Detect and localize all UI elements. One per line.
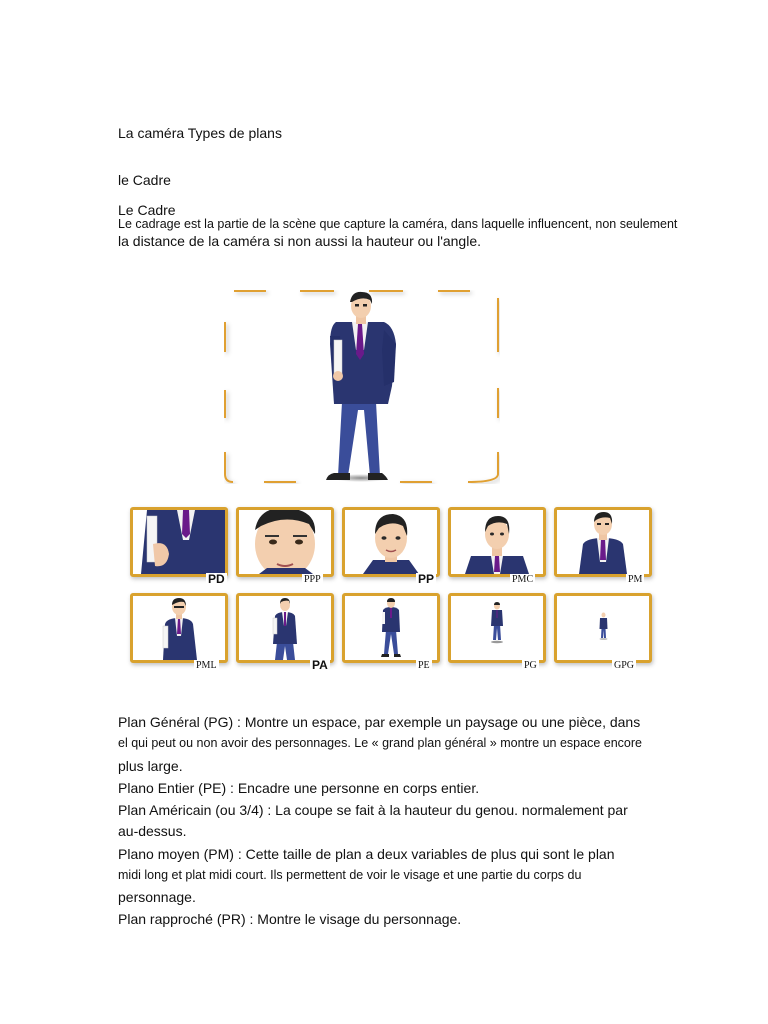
definition-line: Plan Américain (ou 3/4) : La coupe se fait à la hauteur du genou. normalement par [118, 802, 628, 818]
thumb-gpg [554, 593, 652, 663]
thumb-label-pml: PML [196, 660, 217, 671]
thumb-label-ppp: PPP [304, 574, 321, 585]
thumb-pm [554, 507, 652, 577]
thumb-ppp [236, 507, 334, 577]
thumb-pe [342, 593, 440, 663]
extreme-close-up-illustration [239, 510, 331, 574]
thumb-pml [130, 593, 228, 663]
thumb-label-pe: PE [418, 660, 430, 671]
thumb-label-pm: PM [628, 574, 643, 585]
thumb-label-pa: PA [312, 658, 328, 672]
definition-line: Plan rapproché (PR) : Montre le visage du personnage. [118, 911, 462, 927]
close-detail-shot-illustration [133, 510, 225, 574]
section-heading: Le Cadre [118, 202, 176, 218]
man-figure [326, 292, 396, 482]
framed-man-illustration [224, 290, 500, 484]
intro-line-1: Le cadrage est la partie de la scène que capture la caméra, dans laquelle influencent, non seulement [118, 217, 678, 231]
definition-line: el qui peut ou non avoir des personnages. Le « grand plan général » montre un espace encore [118, 736, 642, 750]
thumb-label-pmc: PMC [512, 574, 534, 585]
doc-title: La caméra Types de plans [118, 125, 282, 141]
thumb-pg [448, 593, 546, 663]
definition-line: Plano Entier (PE) : Encadre une personne en corps entier. [118, 780, 480, 796]
intro-line-2: la distance de la caméra si non aussi la hauteur ou l'angle. [118, 233, 482, 249]
thumb-pmc [448, 507, 546, 577]
extreme-long-shot-illustration [557, 596, 649, 660]
thumb-label-pp: PP [418, 572, 435, 586]
long-shot-illustration [451, 596, 543, 660]
thumb-pp [342, 507, 440, 577]
full-shot-illustration [345, 596, 437, 660]
thumb-label-pg: PG [524, 660, 537, 671]
definition-line: personnage. [118, 889, 196, 905]
definition-line: plus large. [118, 758, 183, 774]
close-up-illustration [345, 510, 437, 574]
definition-line: au-dessus. [118, 823, 187, 839]
thumb-label-pd: PD [208, 572, 225, 586]
thumb-label-gpg: GPG [614, 660, 635, 671]
definition-line: Plan Général (PG) : Montre un espace, par exemple un paysage ou une pièce, dans [118, 714, 641, 730]
medium-close-up-illustration [451, 510, 543, 574]
definition-line: midi long et plat midi court. Ils permettent de voir le visage et une partie du corps du [118, 868, 582, 882]
main-figure [224, 290, 500, 484]
definition-line: Plano moyen (PM) : Cette taille de plan a deux variables de plus qui sont le plan [118, 846, 615, 862]
doc-subtitle: le Cadre [118, 172, 171, 188]
thumb-pd [130, 507, 228, 577]
thumb-pa [236, 593, 334, 663]
american-shot-illustration [239, 596, 331, 660]
medium-shot-illustration [557, 510, 649, 574]
medium-long-shot-illustration [133, 596, 225, 660]
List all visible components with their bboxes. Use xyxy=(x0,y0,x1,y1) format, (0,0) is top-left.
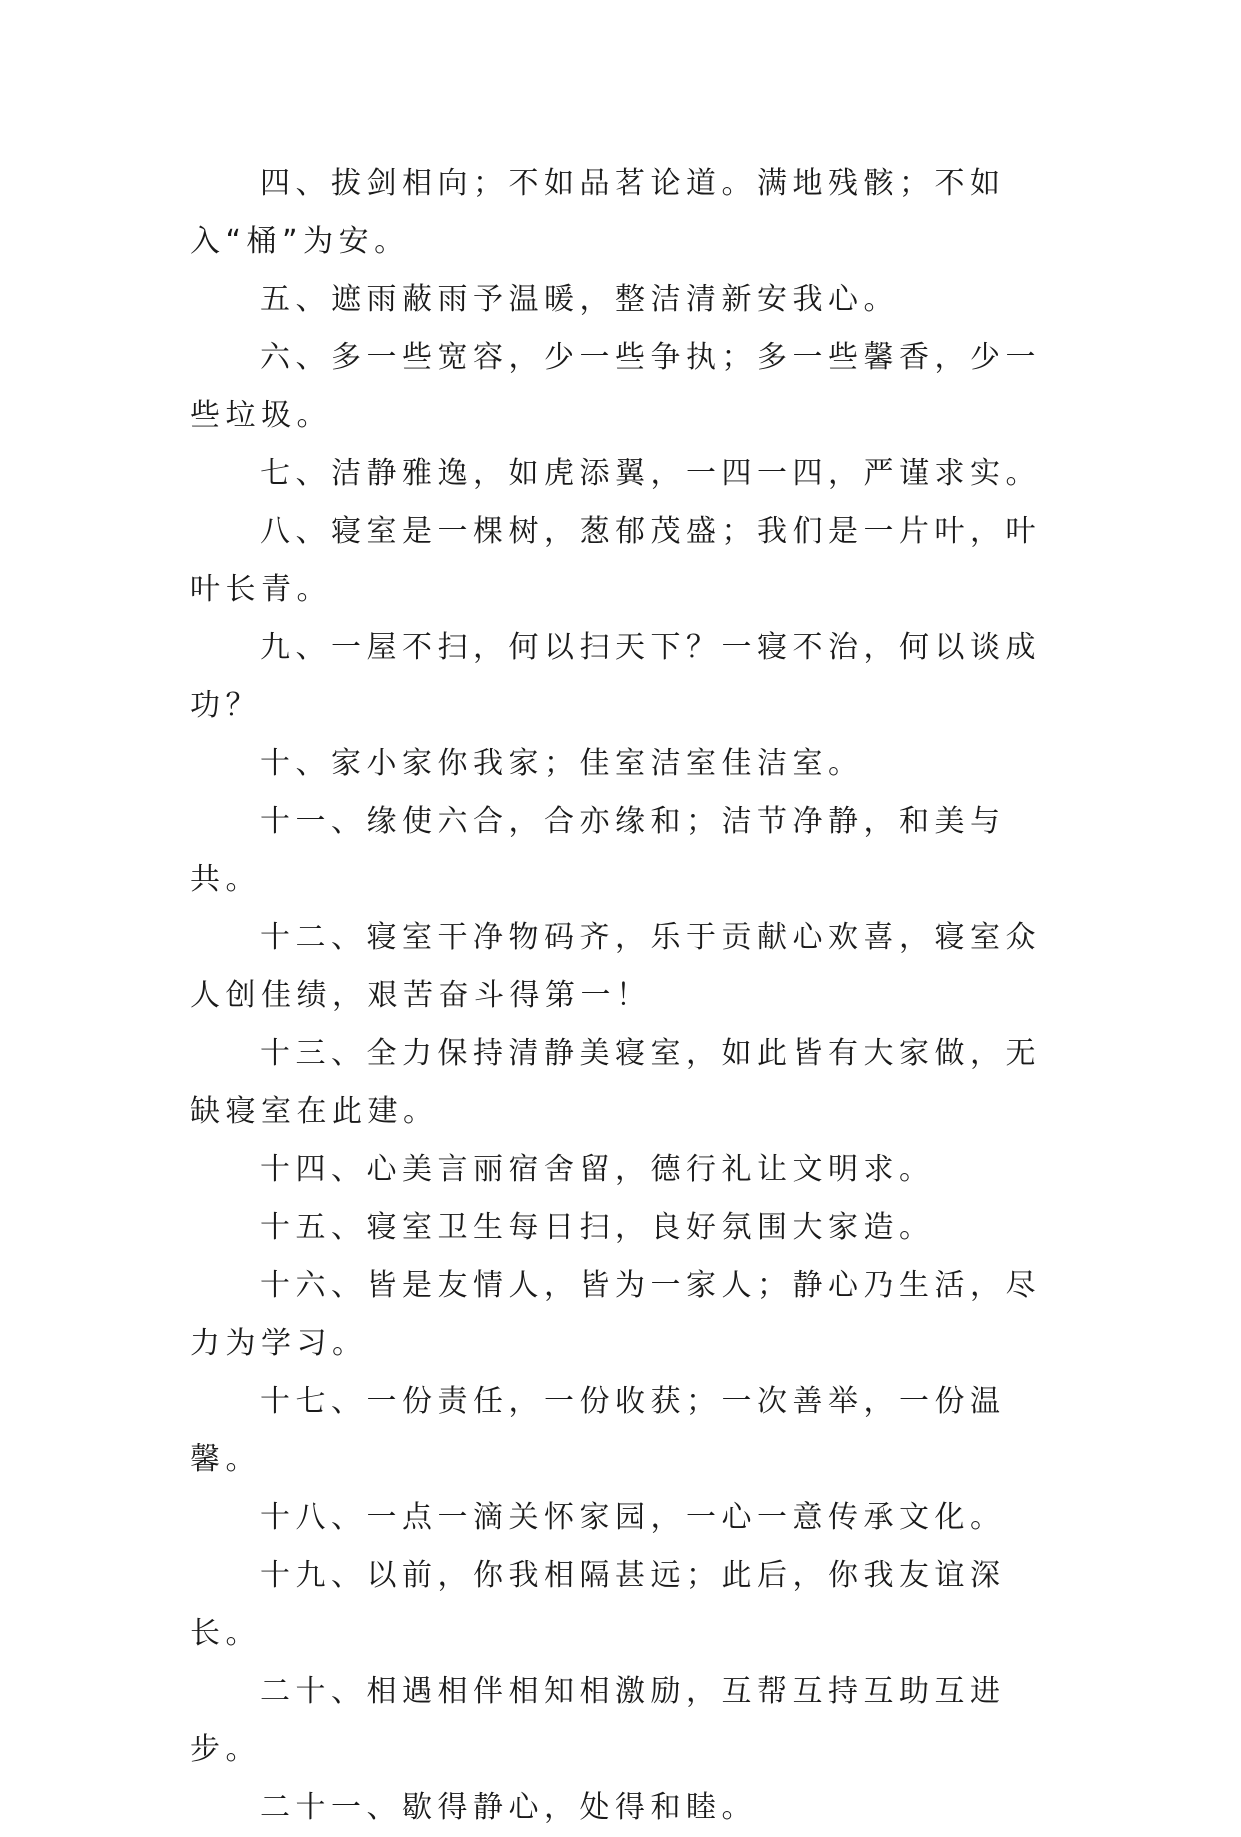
paragraph-6: 六、多一些宽容，少一些争执；多一些馨香，少一些垃圾。 xyxy=(190,340,1041,433)
paragraph-8: 八、寝室是一棵树，葱郁茂盛；我们是一片叶，叶叶长青。 xyxy=(190,514,1041,607)
document-body xyxy=(190,155,1070,1837)
paragraph-10: 十、家小家你我家；佳室洁室佳洁室。 xyxy=(260,746,864,781)
paragraph-20: 二十、相遇相伴相知相激励，互帮互持互助互进步。 xyxy=(190,1674,1006,1767)
paragraph-14: 十四、心美言丽宿舍留，德行礼让文明求。 xyxy=(260,1152,935,1187)
paragraph-16: 十六、皆是友情人，皆为一家人；静心乃生活，尽力为学习。 xyxy=(190,1268,1041,1361)
paragraph-15: 十五、寝室卫生每日扫，良好氛围大家造。 xyxy=(260,1210,935,1245)
paragraph-19: 十九、以前，你我相隔甚远；此后，你我友谊深长。 xyxy=(190,1558,1006,1651)
paragraph-18: 十八、一点一滴关怀家园，一心一意传承文化。 xyxy=(260,1500,1006,1535)
paragraph-9: 九、一屋不扫，何以扫天下？一寝不治，何以谈成功？ xyxy=(190,630,1041,723)
paragraph-13: 十三、全力保持清静美寝室，如此皆有大家做，无缺寝室在此建。 xyxy=(190,1036,1041,1129)
paragraph-17: 十七、一份责任，一份收获；一次善举，一份温馨。 xyxy=(190,1384,1006,1477)
paragraph-7: 七、洁静雅逸，如虎添翼，一四一四，严谨求实。 xyxy=(260,456,1041,491)
paragraph-11: 十一、缘使六合，合亦缘和；洁节净静，和美与共。 xyxy=(190,804,1006,897)
paragraph-5: 五、遮雨蔽雨予温暖，整洁清新安我心。 xyxy=(260,282,899,317)
paragraph-21: 二十一、歇得静心，处得和睦。 xyxy=(260,1790,757,1825)
paragraph-12: 十二、寝室干净物码齐，乐于贡献心欢喜，寝室众人创佳绩，艰苦奋斗得第一！ xyxy=(190,920,1041,1013)
paragraph-4: 四、拔剑相向；不如品茗论道。满地残骸；不如入“桶”为安。 xyxy=(190,166,1006,259)
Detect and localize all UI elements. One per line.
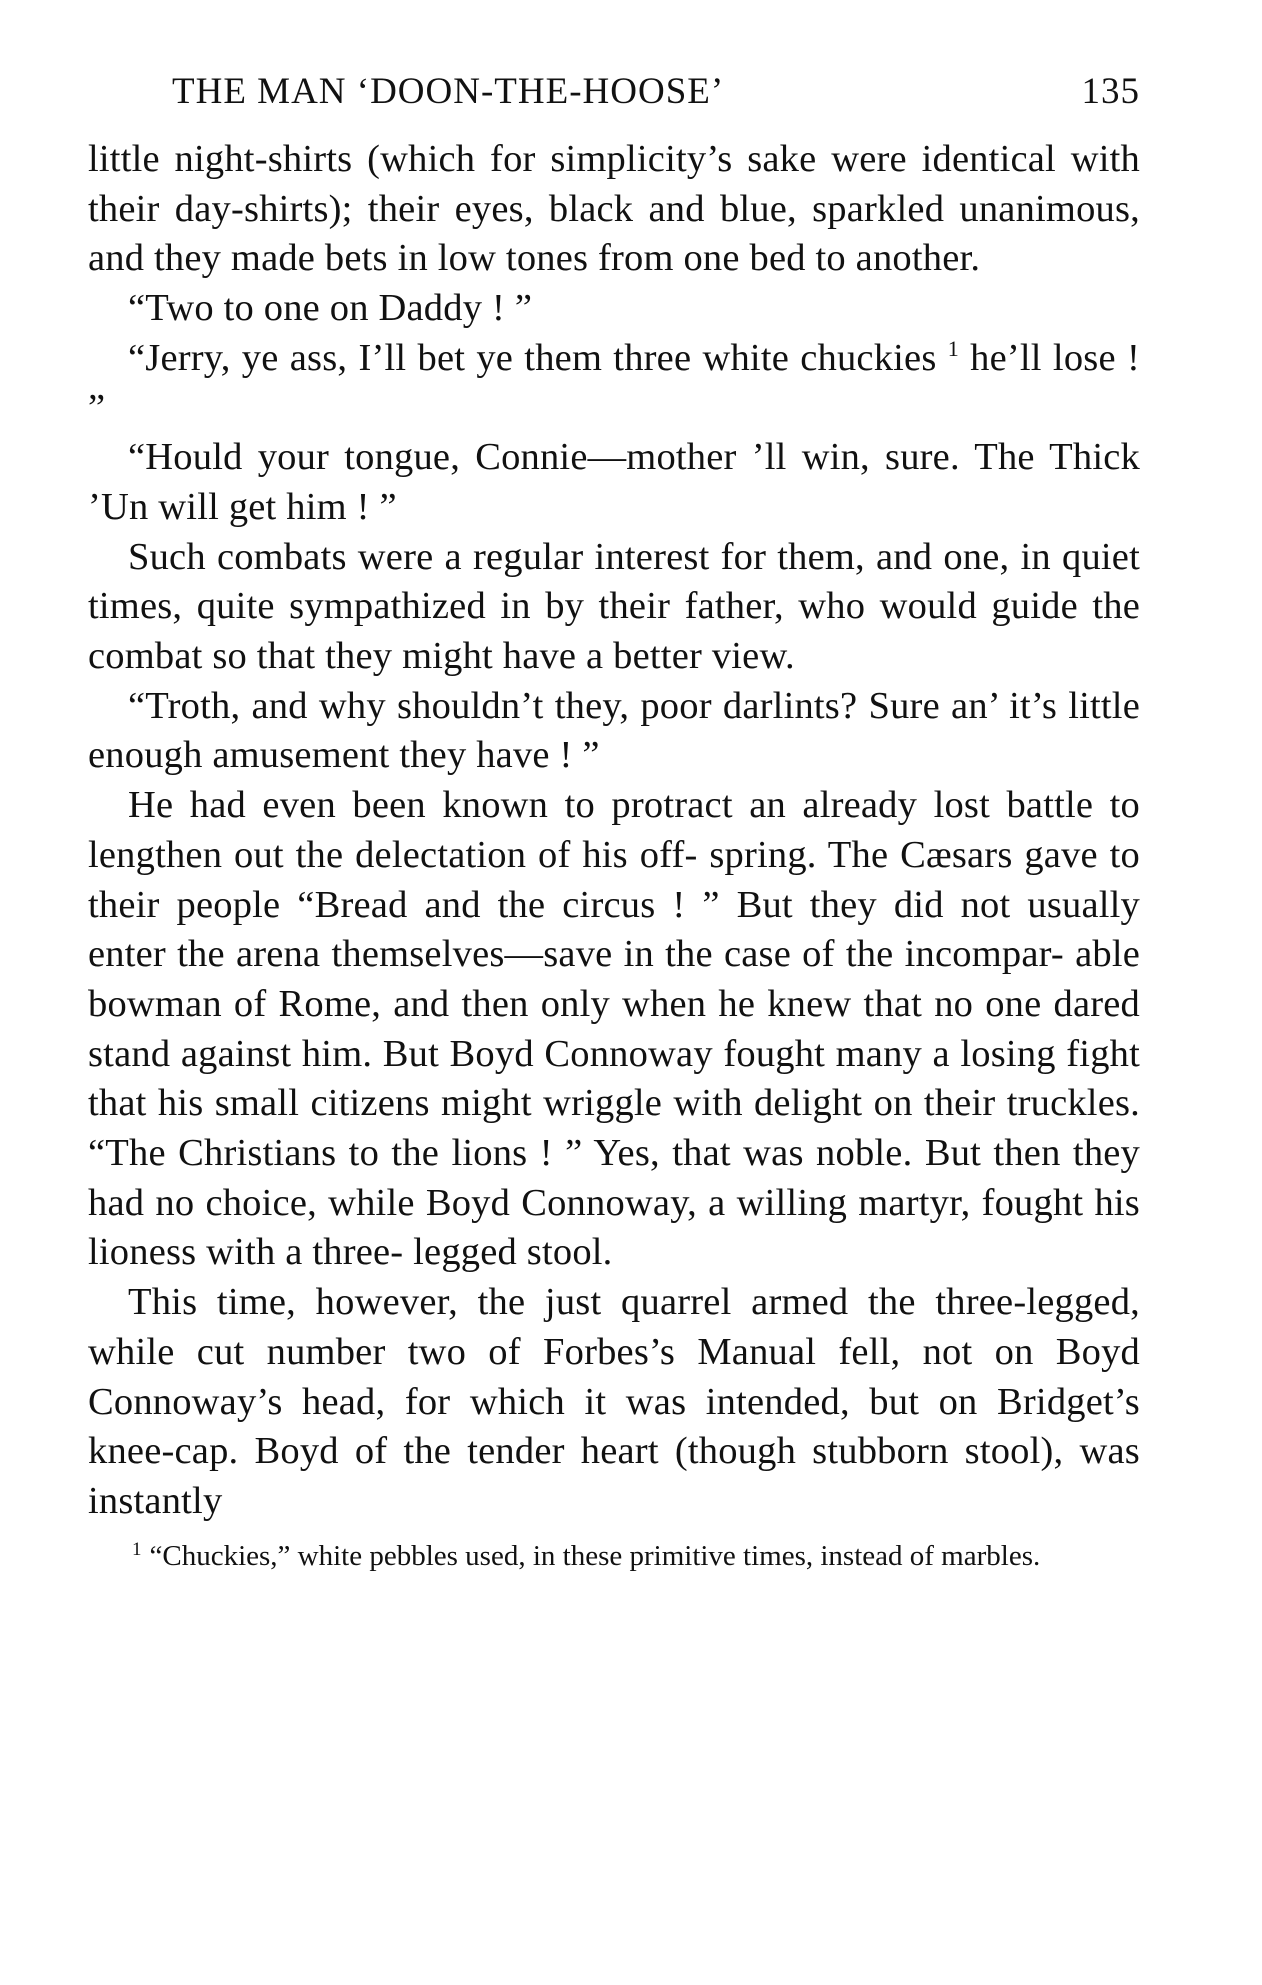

________

** Written exercise **
Print every line of the records above word for word, from first to last, leaving out the pictures.

** Answer for the task **
Detect and localize all UI elements. One per line.
definition-line: Plan Américain (ou 3/4) : La coupe se fait à la hauteur du genou. normalement par [118, 802, 628, 818]
thumb-gpg [554, 593, 652, 663]
thumb-label-pml: PML [196, 660, 217, 671]
thumb-label-ppp: PPP [304, 574, 321, 585]
thumb-pm [554, 507, 652, 577]
thumb-ppp [236, 507, 334, 577]
thumb-pe [342, 593, 440, 663]
extreme-close-up-illustration [239, 510, 331, 574]
thumb-pml [130, 593, 228, 663]
thumb-label-pe: PE [418, 660, 430, 671]
thumb-label-pm: PM [628, 574, 643, 585]
thumb-label-pa: PA [312, 658, 328, 672]
definition-line: Plan rapproché (PR) : Montre le visage du personnage. [118, 911, 462, 927]
close-detail-shot-illustration [133, 510, 225, 574]
section-heading: Le Cadre [118, 202, 176, 218]
man-figure [326, 292, 396, 482]
framed-man-illustration [224, 290, 500, 484]
intro-line-1: Le cadrage est la partie de la scène que capture la caméra, dans laquelle influencent, non seulement [118, 217, 678, 231]
definition-line: el qui peut ou non avoir des personnages. Le « grand plan général » montre un espace encore [118, 736, 642, 750]
thumb-label-pmc: PMC [512, 574, 534, 585]
doc-title: La caméra Types de plans [118, 125, 282, 141]
thumb-pg [448, 593, 546, 663]
definition-line: Plano Entier (PE) : Encadre une personne en corps entier. [118, 780, 480, 796]
intro-line-2: la distance de la caméra si non aussi la hauteur ou l'angle. [118, 233, 482, 249]
thumb-pmc [448, 507, 546, 577]
extreme-long-shot-illustration [557, 596, 649, 660]
thumb-label-pp: PP [418, 572, 435, 586]
long-shot-illustration [451, 596, 543, 660]
thumb-pp [342, 507, 440, 577]
full-shot-illustration [345, 596, 437, 660]
thumb-label-pg: PG [524, 660, 537, 671]
definition-line: personnage. [118, 889, 196, 905]
definition-line: plus large. [118, 758, 183, 774]
close-up-illustration [345, 510, 437, 574]
definition-line: au-dessus. [118, 823, 187, 839]
thumb-label-pd: PD [208, 572, 225, 586]
thumb-label-gpg: GPG [614, 660, 635, 671]
definition-line: Plan Général (PG) : Montre un espace, par exemple un paysage ou une pièce, dans [118, 714, 641, 730]
medium-close-up-illustration [451, 510, 543, 574]
definition-line: midi long et plat midi court. Ils permettent de voir le visage et une partie du corps du [118, 868, 582, 882]
main-figure [224, 290, 500, 484]
definition-line: Plano moyen (PM) : Cette taille de plan a deux variables de plus qui sont le plan [118, 846, 615, 862]
doc-subtitle: le Cadre [118, 172, 171, 188]
thumb-pd [130, 507, 228, 577]
thumb-pa [236, 593, 334, 663]
american-shot-illustration [239, 596, 331, 660]
medium-shot-illustration [557, 510, 649, 574]
medium-long-shot-illustration [133, 596, 225, 660]
List all visible components with their bboxes. Use xyxy=(x0,y0,x1,y1) format, (0,0) is top-left.
paragraph-6: 六、多一些宽容，少一些争执；多一些馨香，少一些垃圾。 xyxy=(190,340,1041,433)
paragraph-8: 八、寝室是一棵树，葱郁茂盛；我们是一片叶，叶叶长青。 xyxy=(190,514,1041,607)
document-body xyxy=(190,155,1070,1837)
paragraph-10: 十、家小家你我家；佳室洁室佳洁室。 xyxy=(260,746,864,781)
paragraph-20: 二十、相遇相伴相知相激励，互帮互持互助互进步。 xyxy=(190,1674,1006,1767)
paragraph-14: 十四、心美言丽宿舍留，德行礼让文明求。 xyxy=(260,1152,935,1187)
paragraph-16: 十六、皆是友情人，皆为一家人；静心乃生活，尽力为学习。 xyxy=(190,1268,1041,1361)
paragraph-15: 十五、寝室卫生每日扫，良好氛围大家造。 xyxy=(260,1210,935,1245)
paragraph-19: 十九、以前，你我相隔甚远；此后，你我友谊深长。 xyxy=(190,1558,1006,1651)
paragraph-18: 十八、一点一滴关怀家园，一心一意传承文化。 xyxy=(260,1500,1006,1535)
paragraph-9: 九、一屋不扫，何以扫天下？一寝不治，何以谈成功？ xyxy=(190,630,1041,723)
paragraph-13: 十三、全力保持清静美寝室，如此皆有大家做，无缺寝室在此建。 xyxy=(190,1036,1041,1129)
paragraph-17: 十七、一份责任，一份收获；一次善举，一份温馨。 xyxy=(190,1384,1006,1477)
paragraph-7: 七、洁静雅逸，如虎添翼，一四一四，严谨求实。 xyxy=(260,456,1041,491)
paragraph-11: 十一、缘使六合，合亦缘和；洁节净静，和美与共。 xyxy=(190,804,1006,897)
paragraph-5: 五、遮雨蔽雨予温暖，整洁清新安我心。 xyxy=(260,282,899,317)
paragraph-21: 二十一、歇得静心，处得和睦。 xyxy=(260,1790,757,1825)
paragraph-12: 十二、寝室干净物码齐，乐于贡献心欢喜，寝室众人创佳绩，艰苦奋斗得第一！ xyxy=(190,920,1041,1013)
paragraph-4: 四、拔剑相向；不如品茗论道。满地残骸；不如入“桶”为安。 xyxy=(190,166,1006,259)
Detect and localize all UI elements. One per line.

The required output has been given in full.